◆ STATED EXERCISE
Go through the data below and gather each line containing "this".

◆ Stored data
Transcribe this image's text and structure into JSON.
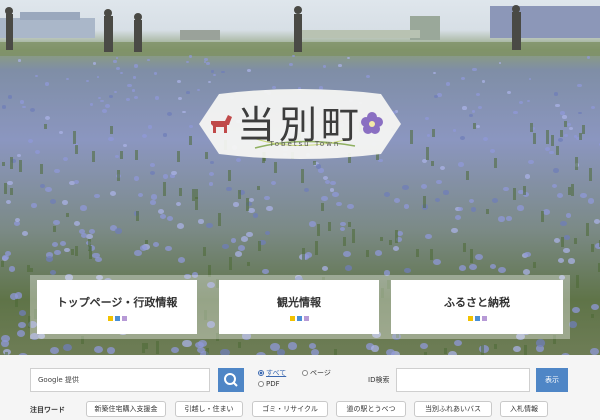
{
  "logo": {
    "title": "当別町",
    "subtitle": "Tobetsu Town"
  },
  "nav_cards": [
    {
      "label": "トップページ・行政情報"
    },
    {
      "label": "観光情報"
    },
    {
      "label": "ふるさと納税"
    }
  ],
  "card_dot_colors": [
    "#f2c200",
    "#4a8fd6",
    "#b79ad6"
  ],
  "search": {
    "placeholder": "Google 提供",
    "button_icon": "search-icon",
    "scope_options": [
      {
        "label": "すべて",
        "selected": true
      },
      {
        "label": "ページ",
        "selected": false
      },
      {
        "label": "PDF",
        "selected": false
      }
    ]
  },
  "id_search": {
    "label": "ID検索",
    "button_label": "表示"
  },
  "keywords": {
    "label": "注目ワード",
    "items": [
      "新築住宅購入支援金",
      "引越し・住まい",
      "ゴミ・リサイクル",
      "道の駅とうべつ",
      "当別ふれあいバス",
      "入札情報"
    ]
  },
  "colors": {
    "accent": "#4f86c6",
    "flower": "#8f98d8"
  }
}
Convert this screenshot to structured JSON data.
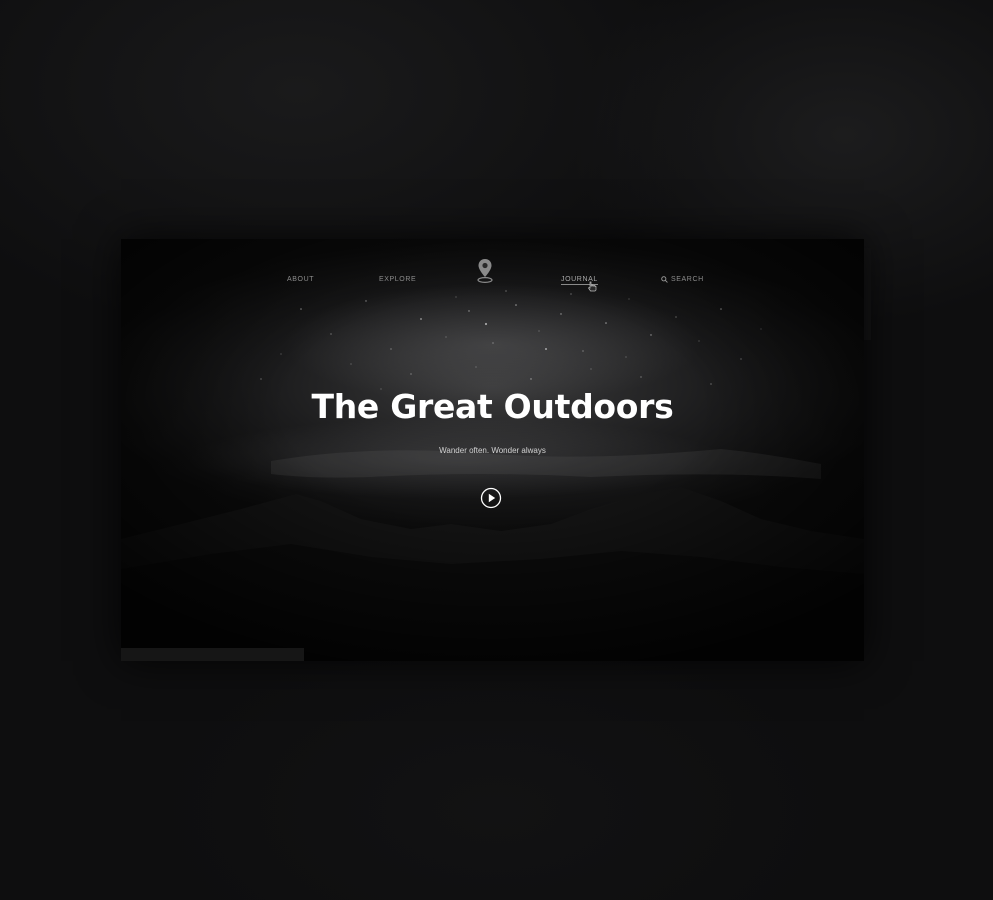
{
  "nav": {
    "items": [
      {
        "label": "ABOUT",
        "active": false
      },
      {
        "label": "EXPLORE",
        "active": false
      },
      {
        "label": "JOURNAL",
        "active": true
      },
      {
        "label": "SEARCH",
        "active": false
      }
    ],
    "logo_icon": "map-pin-icon",
    "search_icon": "search-icon",
    "cursor_icon": "hand-pointer-icon"
  },
  "hero": {
    "title": "The Great Outdoors",
    "subtitle": "Wander often. Wonder always",
    "play_icon": "play-circle-icon"
  },
  "colors": {
    "background": "#0e0e0f",
    "hero_text": "#ffffff",
    "nav_text": "#8c8c8c"
  }
}
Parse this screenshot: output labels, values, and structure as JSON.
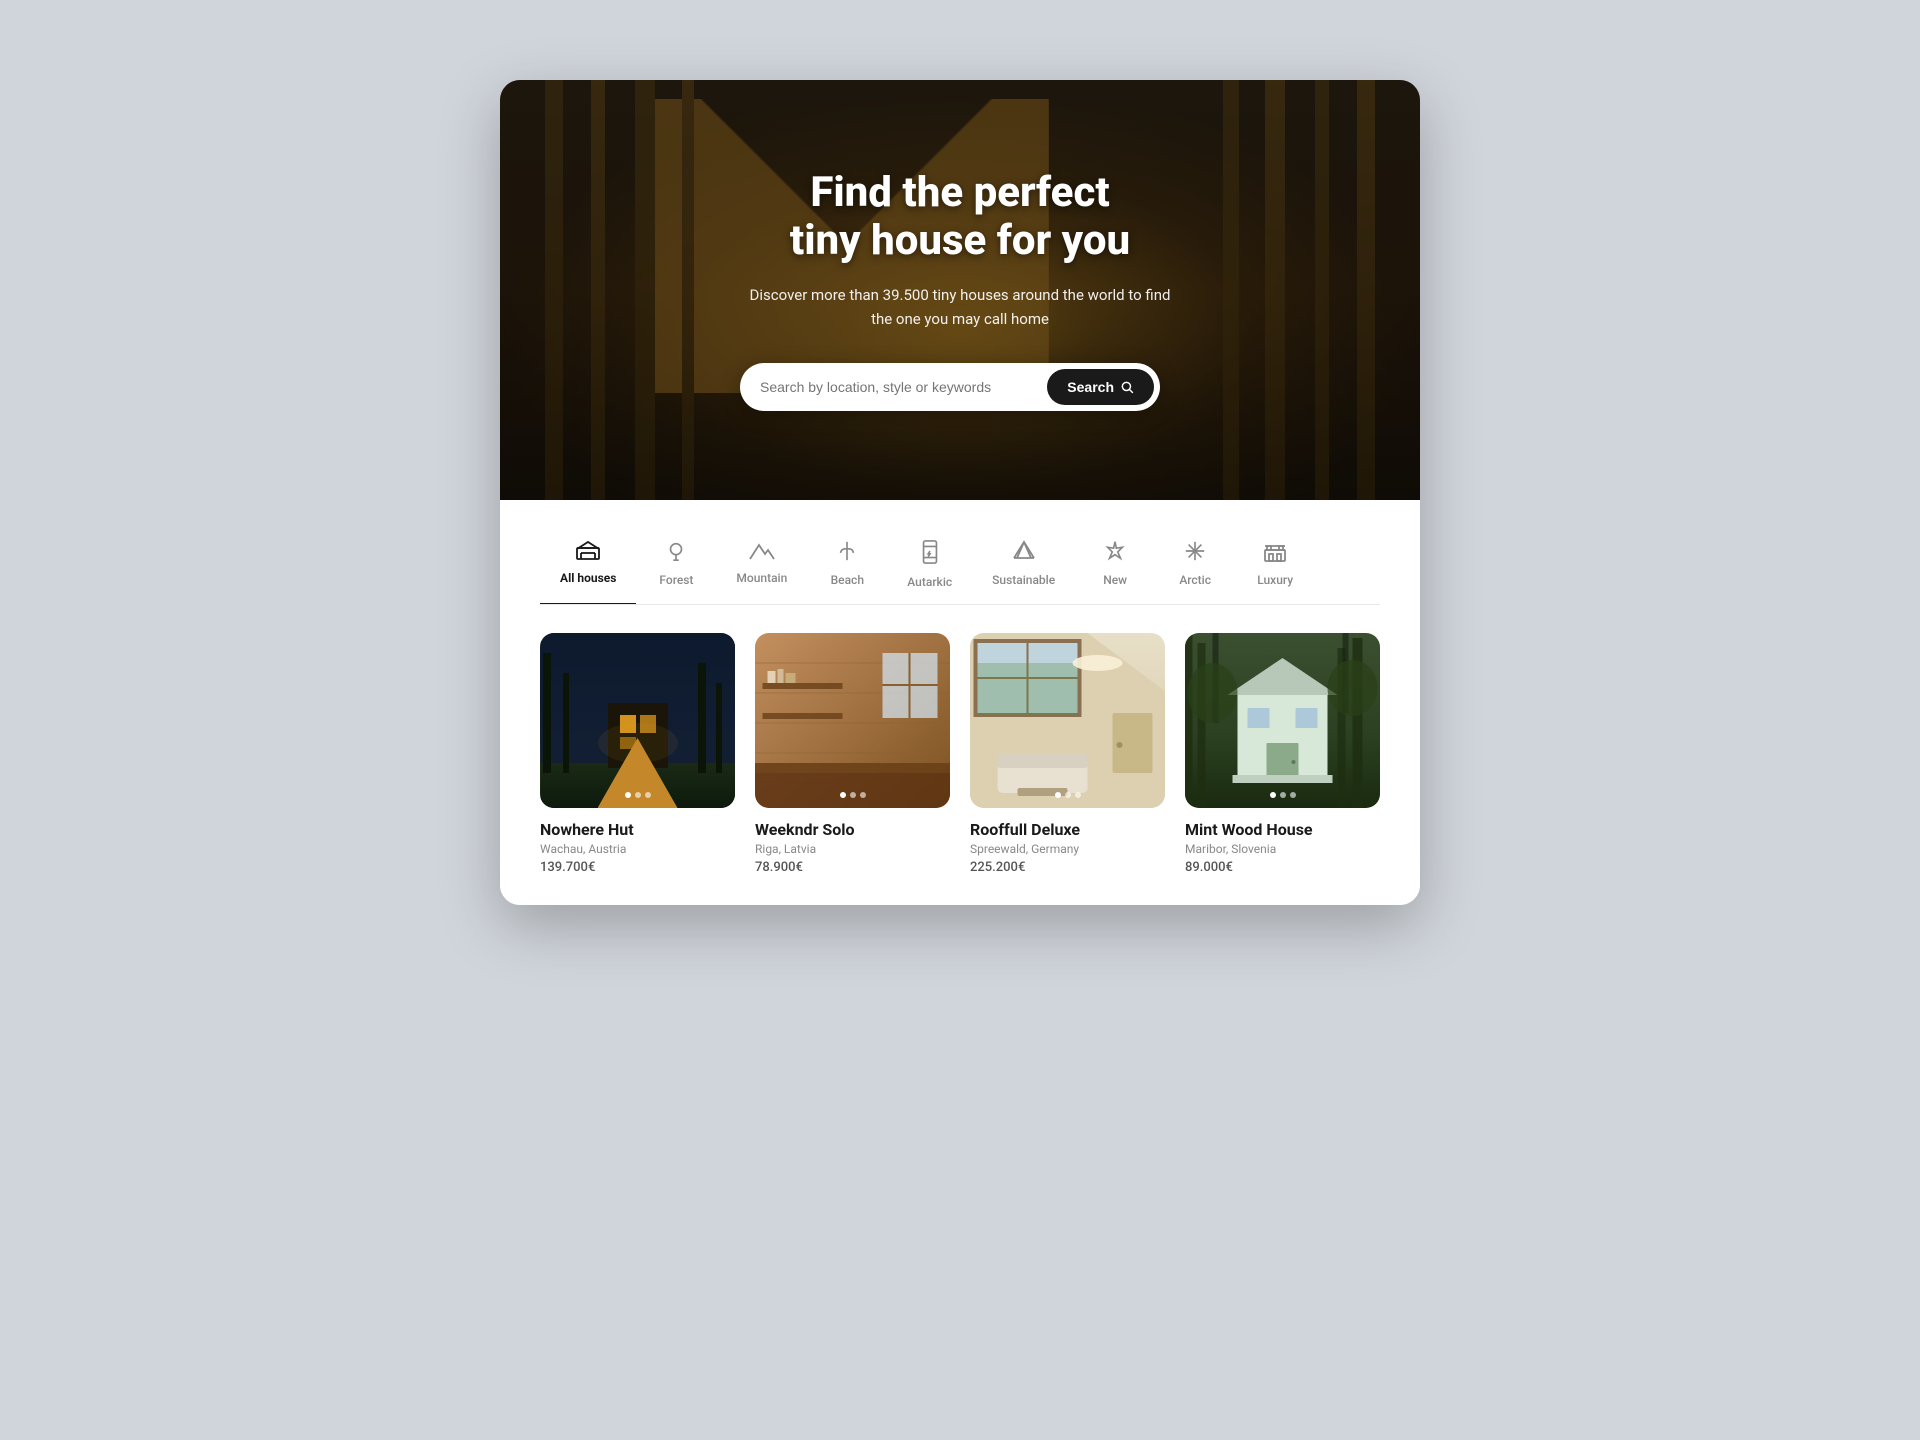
{
  "hero": {
    "title": "Find the perfect\ntiny house for you",
    "subtitle": "Discover more than 39.500 tiny houses around the world to find the one you may call home",
    "search_placeholder": "Search by location, style or keywords",
    "search_button": "Search"
  },
  "categories": [
    {
      "id": "all",
      "label": "All houses",
      "icon": "🏠",
      "active": true
    },
    {
      "id": "forest",
      "label": "Forest",
      "icon": "🌳",
      "active": false
    },
    {
      "id": "mountain",
      "label": "Mountain",
      "icon": "⛰️",
      "active": false
    },
    {
      "id": "beach",
      "label": "Beach",
      "icon": "🌴",
      "active": false
    },
    {
      "id": "autarkic",
      "label": "Autarkic",
      "icon": "🔋",
      "active": false
    },
    {
      "id": "sustainable",
      "label": "Sustainable",
      "icon": "♻️",
      "active": false
    },
    {
      "id": "new",
      "label": "New",
      "icon": "✦",
      "active": false
    },
    {
      "id": "arctic",
      "label": "Arctic",
      "icon": "❄",
      "active": false
    },
    {
      "id": "luxury",
      "label": "Luxury",
      "icon": "🏛",
      "active": false
    }
  ],
  "properties": [
    {
      "id": "nowhere-hut",
      "name": "Nowhere Hut",
      "location": "Wachau, Austria",
      "price": "139.700€",
      "dots": 3,
      "active_dot": 0
    },
    {
      "id": "weekndr-solo",
      "name": "Weekndr Solo",
      "location": "Riga, Latvia",
      "price": "78.900€",
      "dots": 3,
      "active_dot": 0
    },
    {
      "id": "rooffull-deluxe",
      "name": "Rooffull Deluxe",
      "location": "Spreewald, Germany",
      "price": "225.200€",
      "dots": 3,
      "active_dot": 0
    },
    {
      "id": "mint-wood-house",
      "name": "Mint Wood House",
      "location": "Maribor, Slovenia",
      "price": "89.000€",
      "dots": 3,
      "active_dot": 0
    }
  ]
}
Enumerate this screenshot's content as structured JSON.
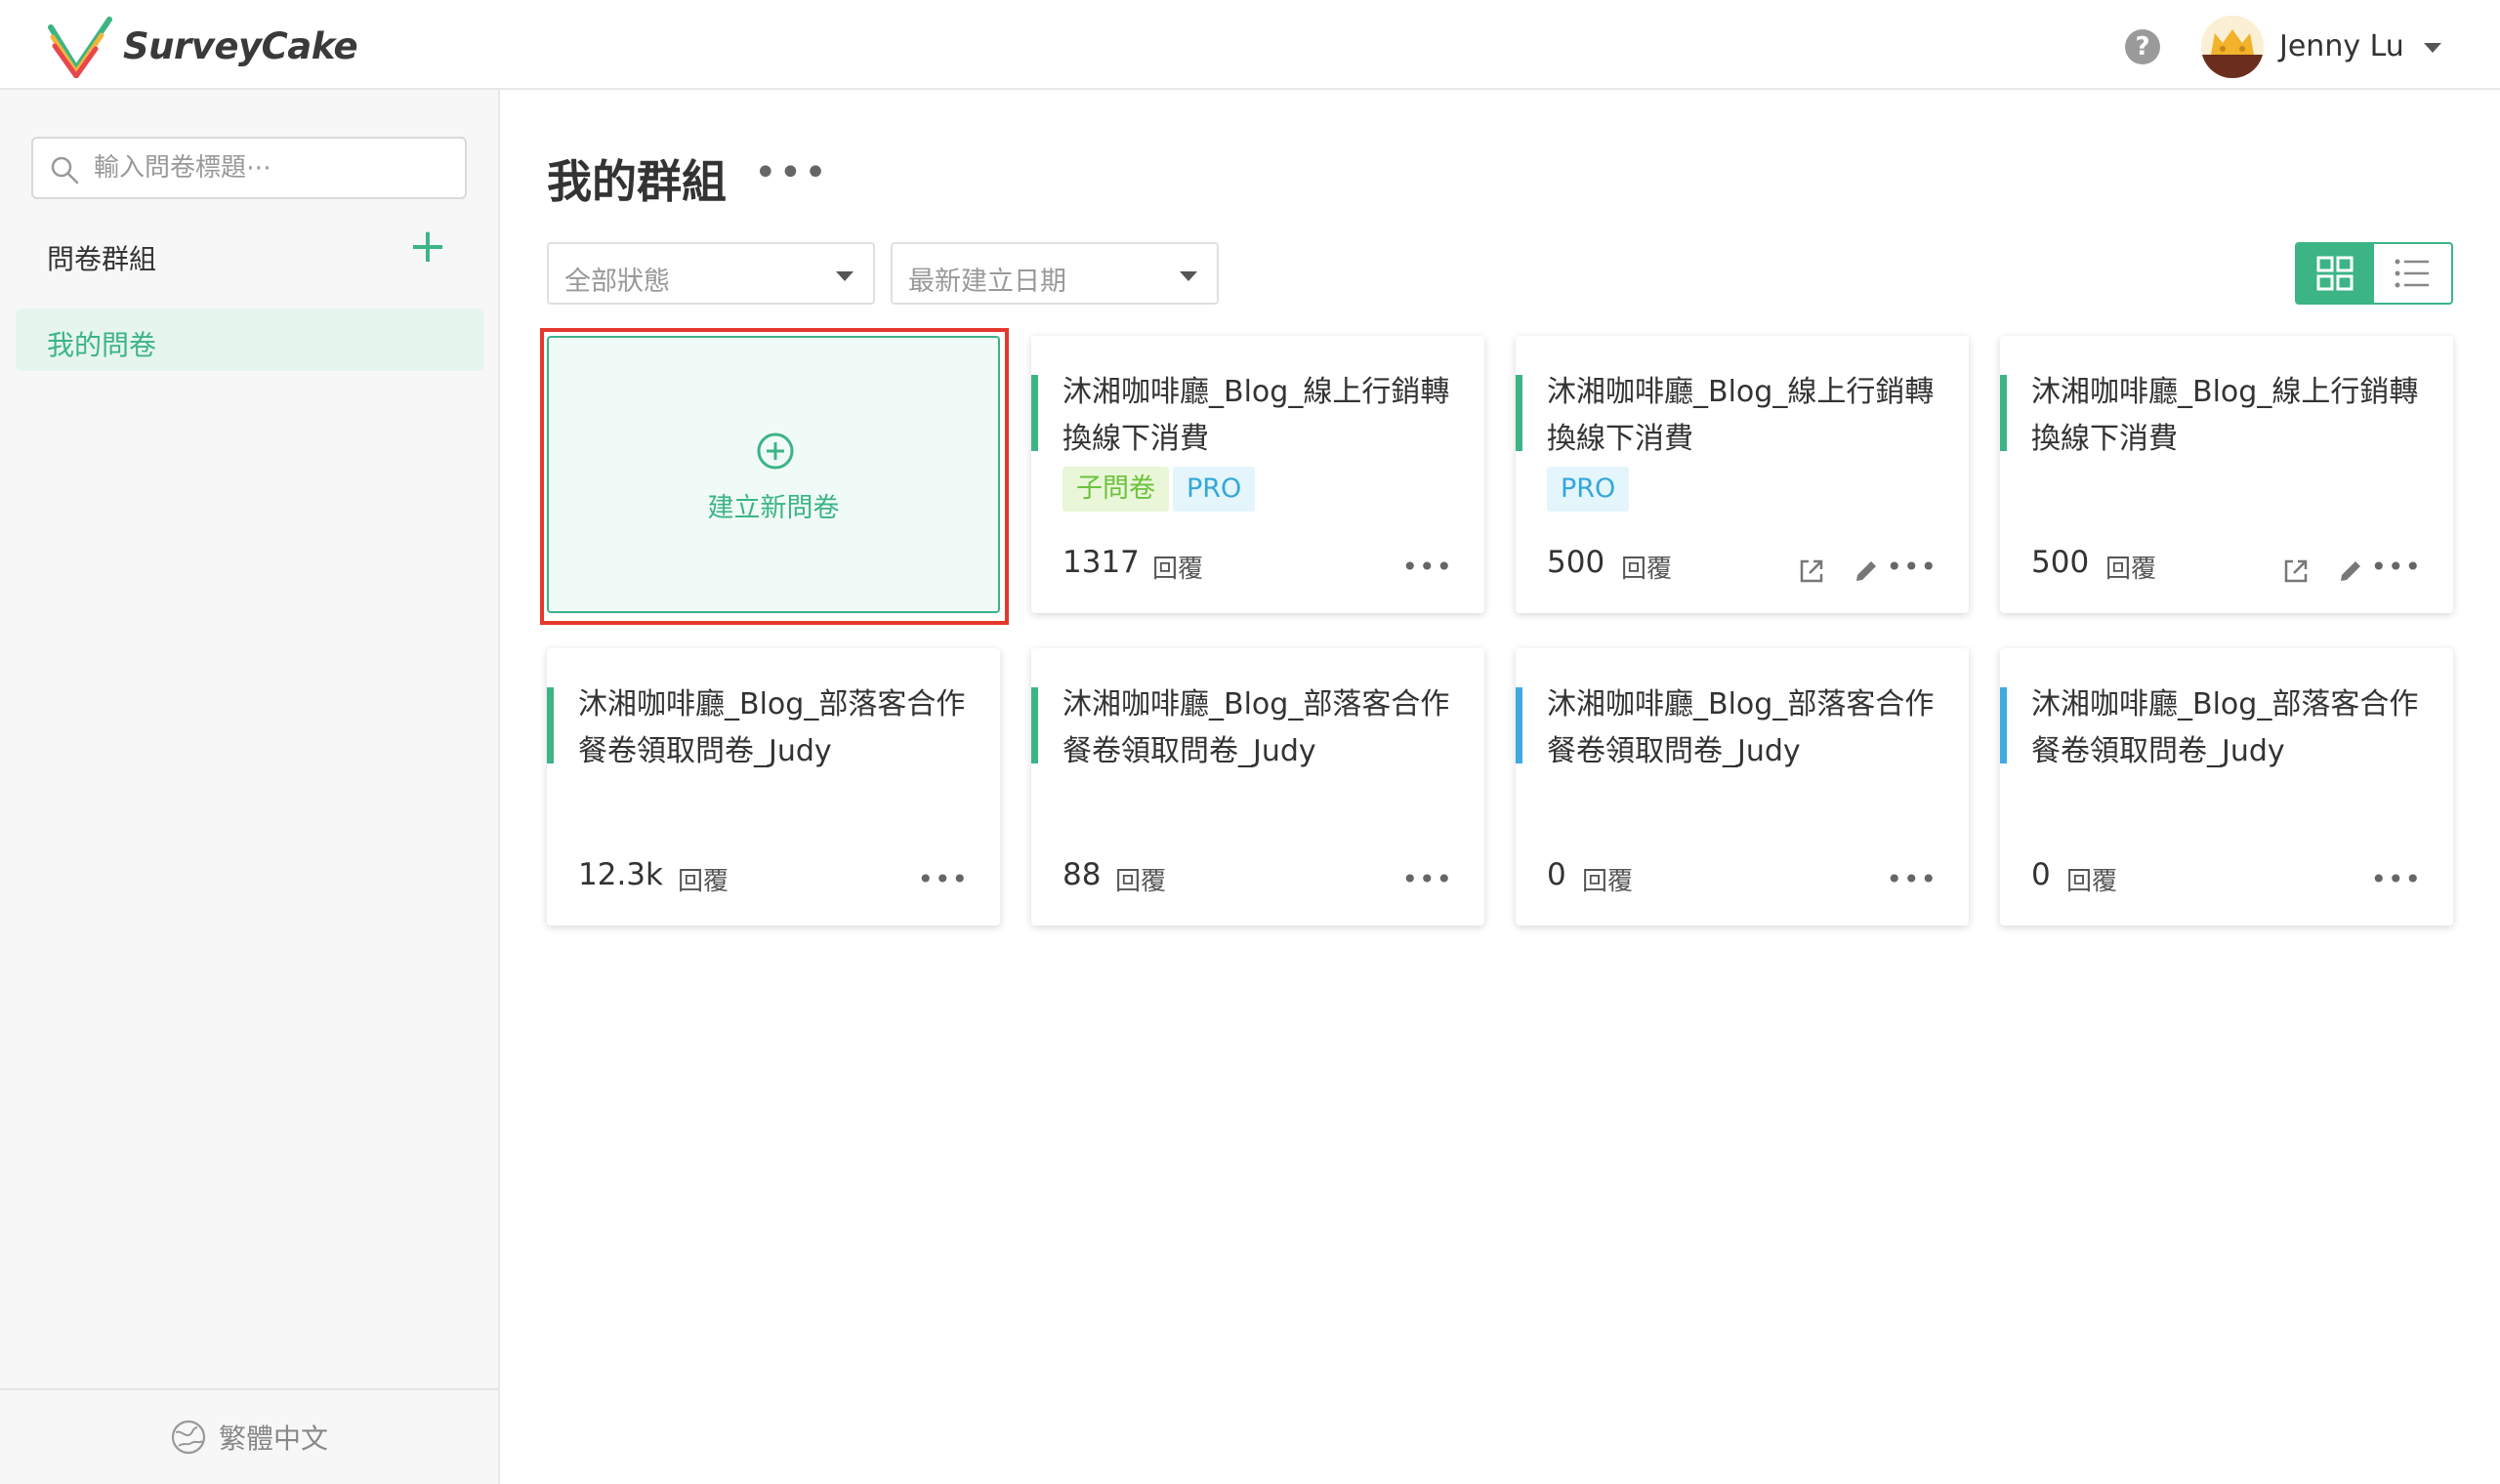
{
  "app": {
    "brand": "SurveyCake",
    "accent_color": "#3cb486"
  },
  "header": {
    "help_icon": "question-circle-icon",
    "help_glyph": "?",
    "user_name": "Jenny Lu"
  },
  "sidebar": {
    "search_placeholder": "輸入問卷標題⋯",
    "group_header": "問卷群組",
    "add_group_glyph": "+",
    "groups": [
      {
        "label": "我的問卷",
        "selected": true
      }
    ],
    "language": "繁體中文"
  },
  "main": {
    "title": "我的群組",
    "title_more": "•••",
    "filters": {
      "status": "全部狀態",
      "sort": "最新建立日期"
    },
    "view_mode": "grid",
    "new_survey_label": "建立新問卷",
    "reply_label": "回覆",
    "more_glyph": "•••",
    "cards": [
      {
        "title": "沐湘咖啡廳_Blog_線上行銷轉換線下消費",
        "tags": [
          "子問卷",
          "PRO"
        ],
        "replies": "1317",
        "accent": "#3cb486"
      },
      {
        "title": "沐湘咖啡廳_Blog_線上行銷轉換線下消費",
        "tags": [
          "PRO"
        ],
        "replies": "500",
        "accent": "#3cb486"
      },
      {
        "title": "沐湘咖啡廳_Blog_線上行銷轉換線下消費",
        "tags": [],
        "replies": "500",
        "accent": "#3cb486"
      },
      {
        "title": "沐湘咖啡廳_Blog_部落客合作餐卷領取問卷_Judy",
        "tags": [],
        "replies": "12.3k",
        "accent": "#3cb486"
      },
      {
        "title": "沐湘咖啡廳_Blog_部落客合作餐卷領取問卷_Judy",
        "tags": [],
        "replies": "88",
        "accent": "#3cb486"
      },
      {
        "title": "沐湘咖啡廳_Blog_部落客合作餐卷領取問卷_Judy",
        "tags": [],
        "replies": "0",
        "accent": "#40a9e0"
      },
      {
        "title": "沐湘咖啡廳_Blog_部落客合作餐卷領取問卷_Judy",
        "tags": [],
        "replies": "0",
        "accent": "#40a9e0"
      }
    ]
  }
}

◆ COMPLETE ANSWER
Transcribe this image's text and structure into JSON.
Convert this screenshot to structured JSON data.
Parse this screenshot: output labels, values, and structure as JSON.
Enumerate this screenshot's content as structured JSON.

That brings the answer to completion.